**GOAL OF THE EXERCISE:** Would you transcribe the listing that follows, character for character, and omit its images?

**RAW DATA:**
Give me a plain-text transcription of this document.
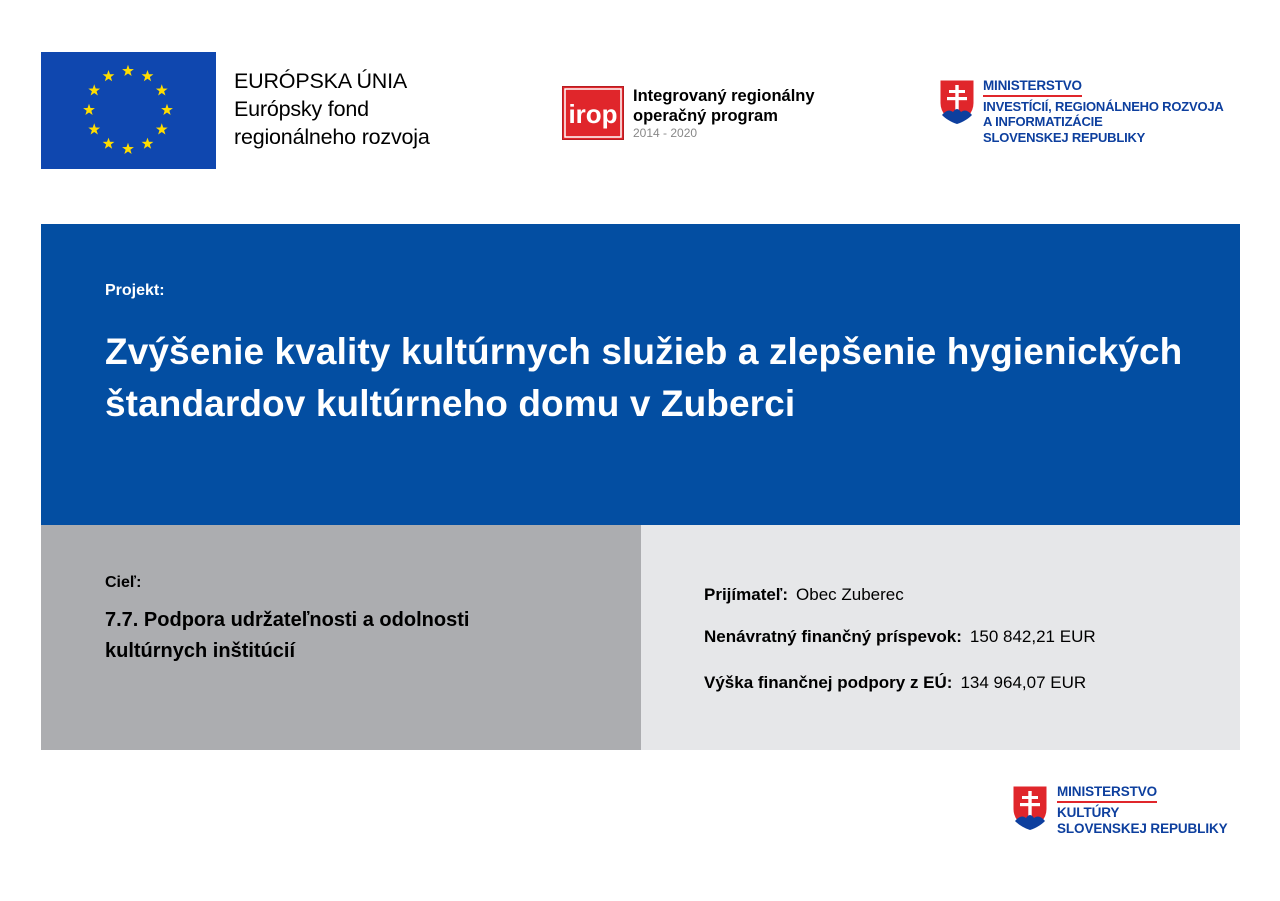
EURÓPSKA ÚNIA
Európsky fond
regionálneho rozvoja
irop
Integrovaný regionálny
operačný program
2014 - 2020
MINISTERSTVO
INVESTÍCIÍ, REGIONÁLNEHO ROZVOJA
A INFORMATIZÁCIE
SLOVENSKEJ REPUBLIKY
Projekt:
Zvýšenie kvality kultúrnych služieb a zlepšenie hygienických štandardov kultúrneho domu v Zuberci
Cieľ:
7.7. Podpora udržateľnosti a odolnosti kultúrnych inštitúcií
Prijímateľ: Obec Zuberec
Nenávratný finančný príspevok: 150 842,21 EUR
Výška finančnej podpory z EÚ: 134 964,07 EUR
MINISTERSTVO
KULTÚRY
SLOVENSKEJ REPUBLIKY
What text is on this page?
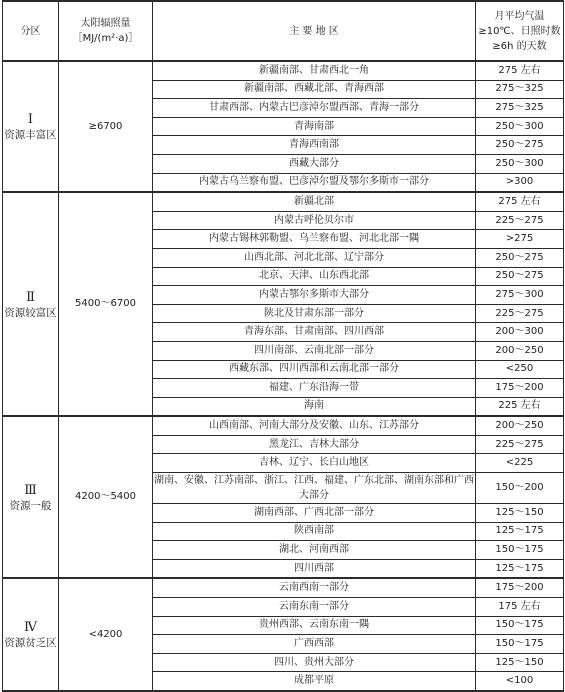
分区	太阳辐照量
［MJ/(m²·a)］	主 要 地 区	月平均气温
≥10℃、日照时数
≥6h 的天数

Ⅰ
资源丰富区	≥6700	新疆南部、甘肃西北一角	275 左右
		新疆南部、西藏北部、青海西部	275～325
		甘肃西部、内蒙古巴彦淖尔盟西部、青海一部分	275～325
		青海南部	250～300
		青海西南部	250～275
		西藏大部分	250～300
		内蒙古乌兰察布盟、巴彦淖尔盟及鄂尔多斯市一部分	>300

Ⅱ
资源较富区	5400～6700	新疆北部	275 左右
		内蒙古呼伦贝尔市	225～275
		内蒙古锡林郭勒盟、乌兰察布盟、河北北部一隅	>275
		山西北部、河北北部、辽宁部分	250～275
		北京、天津、山东西北部	250～275
		内蒙古鄂尔多斯市大部分	275～300
		陕北及甘肃东部一部分	225～275
		青海东部、甘肃南部、四川西部	200～300
		四川南部、云南北部一部分	200～250
		西藏东部、四川西部和云南北部一部分	<250
		福建、广东沿海一带	175～200
		海南	225 左右

Ⅲ
资源一般	4200～5400	山西南部、河南大部分及安徽、山东、江苏部分	200～250
		黑龙江、吉林大部分	225～275
		吉林、辽宁、长白山地区	<225
		湖南、安徽、江苏南部、浙江、江西、福建、广东北部、湖南东部和广西大部分	150～200
		湖南西部、广西北部一部分	125～150
		陕西南部	125～175
		湖北、河南西部	150～175
		四川西部	125～175

Ⅳ
资源贫乏区	<4200	云南西南一部分	175～200
		云南东南一部分	175 左右
		贵州西部、云南东南一隅	150～175
		广西西部	150～175
		四川、贵州大部分	125～150
		成都平原	<100
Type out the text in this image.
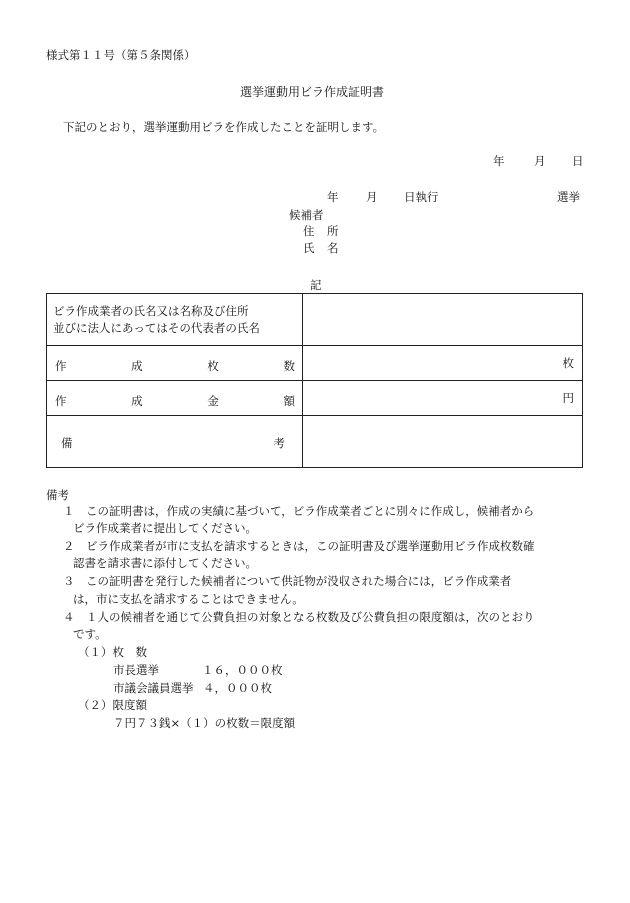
様式第１１号（第５条関係）
選挙運動用ビラ作成証明書
下記のとおり，選挙運動用ビラを作成したことを証明します。
年	月 日
年 月 日執行	選挙
候補者
住 所
氏 名
記
ビラ作成業者の氏名又は名称及び住所
並びに法人にあってはその代表者の氏名
作	成	枚	数	枚
作	成	金	額	円
備	考
備考
１　この証明書は，作成の実績に基づいて，ビラ作成業者ごとに別々に作成し，候補者から
ビラ作成業者に提出してください。
２　ビラ作成業者が市に支払を請求するときは，この証明書及び選挙運動用ビラ作成枚数確
認書を請求書に添付してください。
３　この証明書を発行した候補者について供託物が没収された場合には，ビラ作成業者
は，市に支払を請求することはできません。
４　１人の候補者を通じて公費負担の対象となる枚数及び公費負担の限度額は，次のとおり
です。
（１）枚　数
市長選挙	１６，０００枚
市議会議員選挙 ４，０００枚
（２）限度額
７円７３銭×（１）の枚数＝限度額
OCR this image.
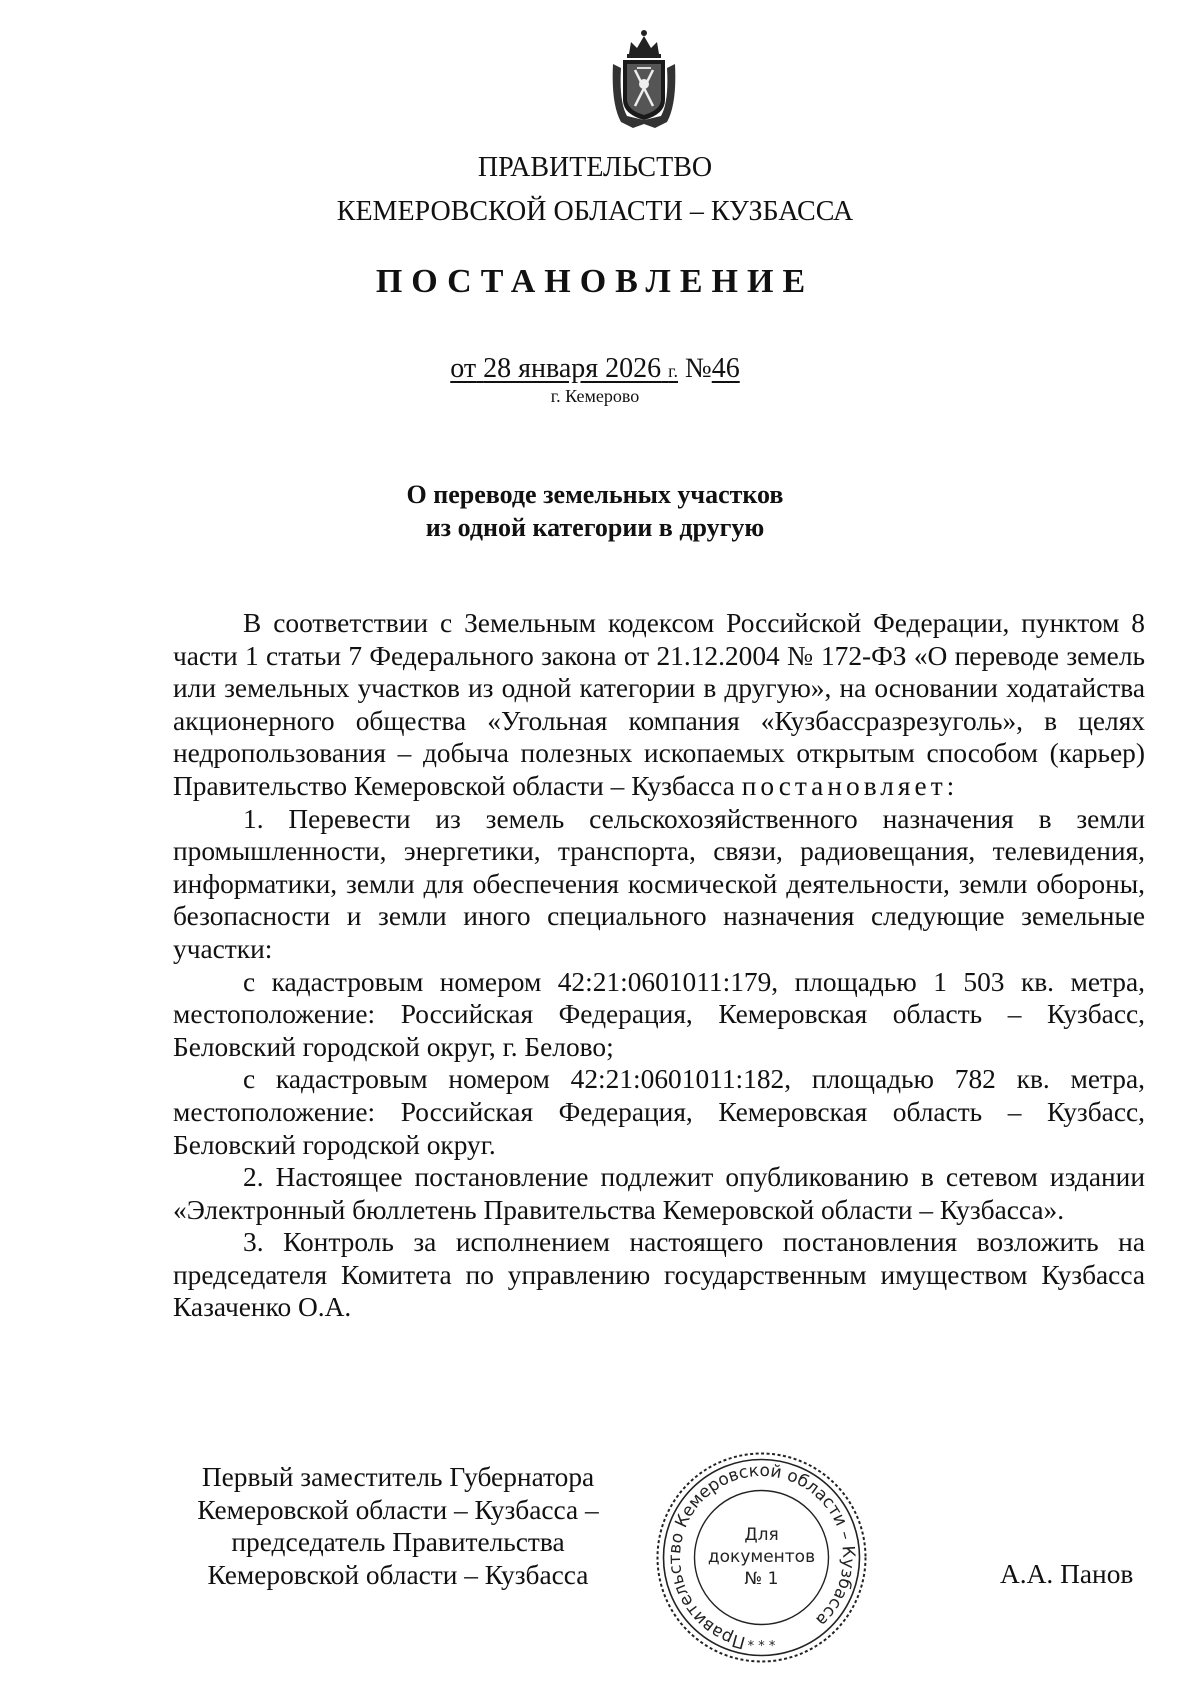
ПРАВИТЕЛЬСТВО
КЕМЕРОВСКОЙ ОБЛАСТИ – КУЗБАССА
ПОСТАНОВЛЕНИЕ
от 28 января 2026 г. №46
г. Кемерово
О переводе земельных участков
из одной категории в другую

В соответствии с Земельным кодексом Российской Федерации, пунктом 8 части 1 статьи 7 Федерального закона от 21.12.2004 № 172-ФЗ «О переводе земель или земельных участков из одной категории в другую», на основании ходатайства акционерного общества «Угольная компания «Кузбассразрезуголь», в целях недропользования – добыча полезных ископаемых открытым способом (карьер) Правительство Кемеровской области – Кузбасса постановляет:

1. Перевести из земель сельскохозяйственного назначения в земли промышленности, энергетики, транспорта, связи, радиовещания, телевидения, информатики, земли для обеспечения космической деятельности, земли обороны, безопасности и земли иного специального назначения следующие земельные участки:

с кадастровым номером 42:21:0601011:179, площадью 1 503 кв. метра, местоположение: Российская Федерация, Кемеровская область – Кузбасс, Беловский городской округ, г. Белово;

с кадастровым номером 42:21:0601011:182, площадью 782 кв. метра, местоположение: Российская Федерация, Кемеровская область – Кузбасс, Беловский городской округ.

2. Настоящее постановление подлежит опубликованию в сетевом издании «Электронный бюллетень Правительства Кемеровской области – Кузбасса».

3. Контроль за исполнением настоящего постановления возложить на председателя Комитета по управлению государственным имуществом Кузбасса Казаченко О.А.

Первый заместитель Губернатора
Кемеровской области – Кузбасса –
председатель Правительства
Кемеровской области – Кузбасса
Правительство Кемеровской области – Кузбасса
Для
документов
№ 1
* * *
А.А. Панов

**THE RESULT:**
Give me a plain-text transcription of this document.
EURÓPSKA ÚNIA
Európsky fond
regionálneho rozvoja
irop
Integrovaný regionálny
operačný program
2014 - 2020
MINISTERSTVO
INVESTÍCIÍ, REGIONÁLNEHO ROZVOJA
A INFORMATIZÁCIE
SLOVENSKEJ REPUBLIKY
Projekt:
Zvýšenie kvality kultúrnych služieb a zlepšenie hygienických štandardov kultúrneho domu v Zuberci
Cieľ:
7.7. Podpora udržateľnosti a odolnosti kultúrnych inštitúcií
Prijímateľ: Obec Zuberec
Nenávratný finančný príspevok: 150 842,21 EUR
Výška finančnej podpory z EÚ: 134 964,07 EUR
MINISTERSTVO
KULTÚRY
SLOVENSKEJ REPUBLIKY
What text is on this page?
分区	太阳辐照量
［MJ/(m²·a)］	主 要 地 区	月平均气温
≥10℃、日照时数
≥6h 的天数

Ⅰ
资源丰富区	≥6700	新疆南部、甘肃西北一角	275 左右
		新疆南部、西藏北部、青海西部	275～325
		甘肃西部、内蒙古巴彦淖尔盟西部、青海一部分	275～325
		青海南部	250～300
		青海西南部	250～275
		西藏大部分	250～300
		内蒙古乌兰察布盟、巴彦淖尔盟及鄂尔多斯市一部分	>300

Ⅱ
资源较富区	5400～6700	新疆北部	275 左右
		内蒙古呼伦贝尔市	225～275
		内蒙古锡林郭勒盟、乌兰察布盟、河北北部一隅	>275
		山西北部、河北北部、辽宁部分	250～275
		北京、天津、山东西北部	250～275
		内蒙古鄂尔多斯市大部分	275～300
		陕北及甘肃东部一部分	225～275
		青海东部、甘肃南部、四川西部	200～300
		四川南部、云南北部一部分	200～250
		西藏东部、四川西部和云南北部一部分	<250
		福建、广东沿海一带	175～200
		海南	225 左右

Ⅲ
资源一般	4200～5400	山西南部、河南大部分及安徽、山东、江苏部分	200～250
		黑龙江、吉林大部分	225～275
		吉林、辽宁、长白山地区	<225
		湖南、安徽、江苏南部、浙江、江西、福建、广东北部、湖南东部和广西大部分	150～200
		湖南西部、广西北部一部分	125～150
		陕西南部	125～175
		湖北、河南西部	150～175
		四川西部	125～175

Ⅳ
资源贫乏区	<4200	云南西南一部分	175～200
		云南东南一部分	175 左右
		贵州西部、云南东南一隅	150～175
		广西西部	150～175
		四川、贵州大部分	125～150
		成都平原	<100
Type out the text in this image.
様式第１１号（第５条関係）
選挙運動用ビラ作成証明書
下記のとおり，選挙運動用ビラを作成したことを証明します。
年	月 日
年 月 日執行	選挙
候補者
住 所
氏 名
記
ビラ作成業者の氏名又は名称及び住所
並びに法人にあってはその代表者の氏名
作	成	枚	数	枚
作	成	金	額	円
備	考
備考
１　この証明書は，作成の実績に基づいて，ビラ作成業者ごとに別々に作成し，候補者から
ビラ作成業者に提出してください。
２　ビラ作成業者が市に支払を請求するときは，この証明書及び選挙運動用ビラ作成枚数確
認書を請求書に添付してください。
３　この証明書を発行した候補者について供託物が没収された場合には，ビラ作成業者
は，市に支払を請求することはできません。
４　１人の候補者を通じて公費負担の対象となる枚数及び公費負担の限度額は，次のとおり
です。
（１）枚　数
市長選挙	１６，０００枚
市議会議員選挙 ４，０００枚
（２）限度額
７円７３銭×（１）の枚数＝限度額
OCR this image.
ПРАВИТЕЛЬСТВО
КЕМЕРОВСКОЙ ОБЛАСТИ – КУЗБАССА
ПОСТАНОВЛЕНИЕ
от 28 января 2026 г. №46
г. Кемерово
О переводе земельных участков
из одной категории в другую

В соответствии с Земельным кодексом Российской Федерации, пунктом 8 части 1 статьи 7 Федерального закона от 21.12.2004 № 172-ФЗ «О переводе земель или земельных участков из одной категории в другую», на основании ходатайства акционерного общества «Угольная компания «Кузбассразрезуголь», в целях недропользования – добыча полезных ископаемых открытым способом (карьер) Правительство Кемеровской области – Кузбасса постановляет:

1. Перевести из земель сельскохозяйственного назначения в земли промышленности, энергетики, транспорта, связи, радиовещания, телевидения, информатики, земли для обеспечения космической деятельности, земли обороны, безопасности и земли иного специального назначения следующие земельные участки:

с кадастровым номером 42:21:0601011:179, площадью 1 503 кв. метра, местоположение: Российская Федерация, Кемеровская область – Кузбасс, Беловский городской округ, г. Белово;

с кадастровым номером 42:21:0601011:182, площадью 782 кв. метра, местоположение: Российская Федерация, Кемеровская область – Кузбасс, Беловский городской округ.

2. Настоящее постановление подлежит опубликованию в сетевом издании «Электронный бюллетень Правительства Кемеровской области – Кузбасса».

3. Контроль за исполнением настоящего постановления возложить на председателя Комитета по управлению государственным имуществом Кузбасса Казаченко О.А.

Первый заместитель Губернатора
Кемеровской области – Кузбасса –
председатель Правительства
Кемеровской области – Кузбасса
Правительство Кемеровской области – Кузбасса
Для
документов
№ 1
* * *
А.А. Панов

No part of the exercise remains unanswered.